▶ [Records from a collection of figures]
— begin —

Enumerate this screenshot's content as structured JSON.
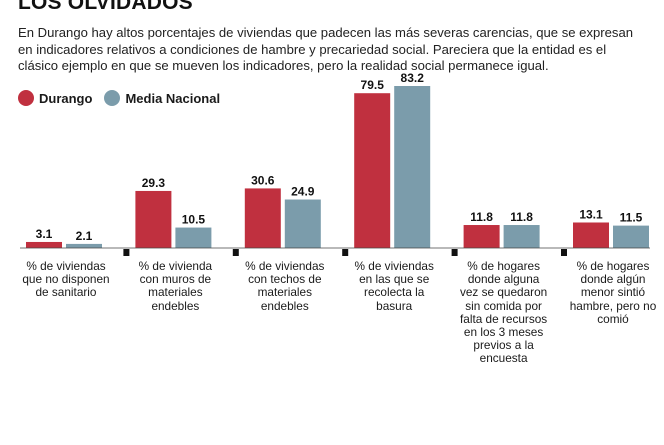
{
  "title": "LOS OLVIDADOS",
  "intro": "En Durango hay altos porcentajes de viviendas que padecen las más severas carencias, que se expresan en indicadores relativos a condiciones de hambre y precariedad social. Pareciera que la entidad es el clásico ejemplo en que se mueven los indicadores, pero la realidad social permanece igual.",
  "colors": {
    "durango": "#c0303f",
    "nacional": "#7b9cab",
    "tick": "#111111"
  },
  "chart_data": {
    "type": "bar",
    "title": "LOS OLVIDADOS",
    "xlabel": "",
    "ylabel": "",
    "ylim": [
      0,
      83.2
    ],
    "grid": false,
    "legend": "top-left",
    "categories": [
      "% de viviendas que no disponen de sanitario",
      "% de vivienda con muros de materiales endebles",
      "% de viviendas con techos de materiales endebles",
      "% de viviendas en las que se recolecta la basura",
      "% de hogares donde alguna vez se quedaron sin comida por falta de recursos en los 3 meses previos a la encuesta",
      "% de hogares donde algún menor sintió hambre, pero no comió"
    ],
    "series": [
      {
        "name": "Durango",
        "values": [
          3.1,
          29.3,
          30.6,
          79.5,
          11.8,
          13.1
        ],
        "labels": [
          "3.1",
          "29.3",
          "30.6",
          "79.5",
          "11.8",
          "13.1"
        ]
      },
      {
        "name": "Media Nacional",
        "values": [
          2.1,
          10.5,
          24.9,
          83.2,
          11.8,
          11.5
        ],
        "labels": [
          "2.1",
          "10.5",
          "24.9",
          "83.2",
          "11.8",
          "11.5"
        ]
      }
    ]
  }
}
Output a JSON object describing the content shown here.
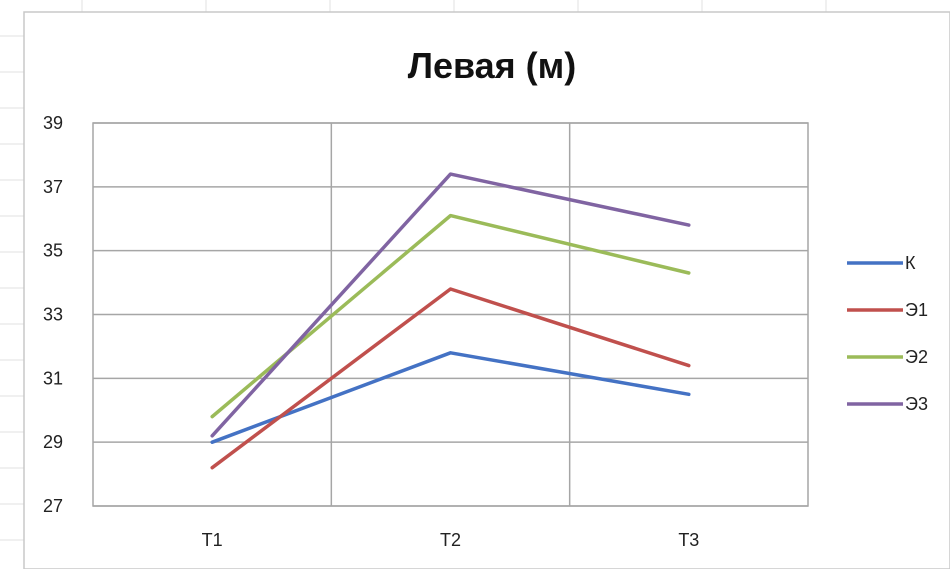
{
  "chart_data": {
    "type": "line",
    "title": "Левая (м)",
    "categories": [
      "Т1",
      "Т2",
      "Т3"
    ],
    "ylim": [
      27,
      39
    ],
    "yticks": [
      27,
      29,
      31,
      33,
      35,
      37,
      39
    ],
    "grid": true,
    "legend_position": "right",
    "series": [
      {
        "name": "К",
        "color": "#4472c4",
        "values": [
          29.0,
          31.8,
          30.5
        ]
      },
      {
        "name": "Э1",
        "color": "#c0504d",
        "values": [
          28.2,
          33.8,
          31.4
        ]
      },
      {
        "name": "Э2",
        "color": "#9bbb59",
        "values": [
          29.8,
          36.1,
          34.3
        ]
      },
      {
        "name": "Э3",
        "color": "#8064a2",
        "values": [
          29.2,
          37.4,
          35.8
        ]
      }
    ]
  }
}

— end —

▶ [Exercise description] Every entry above is to be set down exactly; the pictures are to be left out.

▶ [Exercise solution]
Enumerate this screenshot's content as structured JSON.
{
  "title": "LOS OLVIDADOS",
  "intro": "En Durango hay altos porcentajes de viviendas que padecen las más severas carencias, que se expresan en indicadores relativos a condiciones de hambre y precariedad social. Pareciera que la entidad es el clásico ejemplo en que se mueven los indicadores, pero la realidad social permanece igual.",
  "colors": {
    "durango": "#c0303f",
    "nacional": "#7b9cab",
    "tick": "#111111"
  },
  "chart_data": {
    "type": "bar",
    "title": "LOS OLVIDADOS",
    "xlabel": "",
    "ylabel": "",
    "ylim": [
      0,
      83.2
    ],
    "grid": false,
    "legend": "top-left",
    "categories": [
      "% de viviendas que no disponen de sanitario",
      "% de vivienda con muros de materiales endebles",
      "% de viviendas con techos de materiales endebles",
      "% de viviendas en las que se recolecta la basura",
      "% de hogares donde alguna vez se quedaron sin comida por falta de recursos en los 3 meses previos a la encuesta",
      "% de hogares donde algún menor sintió hambre, pero no comió"
    ],
    "series": [
      {
        "name": "Durango",
        "values": [
          3.1,
          29.3,
          30.6,
          79.5,
          11.8,
          13.1
        ],
        "labels": [
          "3.1",
          "29.3",
          "30.6",
          "79.5",
          "11.8",
          "13.1"
        ]
      },
      {
        "name": "Media Nacional",
        "values": [
          2.1,
          10.5,
          24.9,
          83.2,
          11.8,
          11.5
        ],
        "labels": [
          "2.1",
          "10.5",
          "24.9",
          "83.2",
          "11.8",
          "11.5"
        ]
      }
    ]
  }
}
Output a JSON object describing the content shown here.
{
  "chart_data": {
    "type": "line",
    "title": "Левая (м)",
    "categories": [
      "Т1",
      "Т2",
      "Т3"
    ],
    "ylim": [
      27,
      39
    ],
    "yticks": [
      27,
      29,
      31,
      33,
      35,
      37,
      39
    ],
    "grid": true,
    "legend_position": "right",
    "series": [
      {
        "name": "К",
        "color": "#4472c4",
        "values": [
          29.0,
          31.8,
          30.5
        ]
      },
      {
        "name": "Э1",
        "color": "#c0504d",
        "values": [
          28.2,
          33.8,
          31.4
        ]
      },
      {
        "name": "Э2",
        "color": "#9bbb59",
        "values": [
          29.8,
          36.1,
          34.3
        ]
      },
      {
        "name": "Э3",
        "color": "#8064a2",
        "values": [
          29.2,
          37.4,
          35.8
        ]
      }
    ]
  }
}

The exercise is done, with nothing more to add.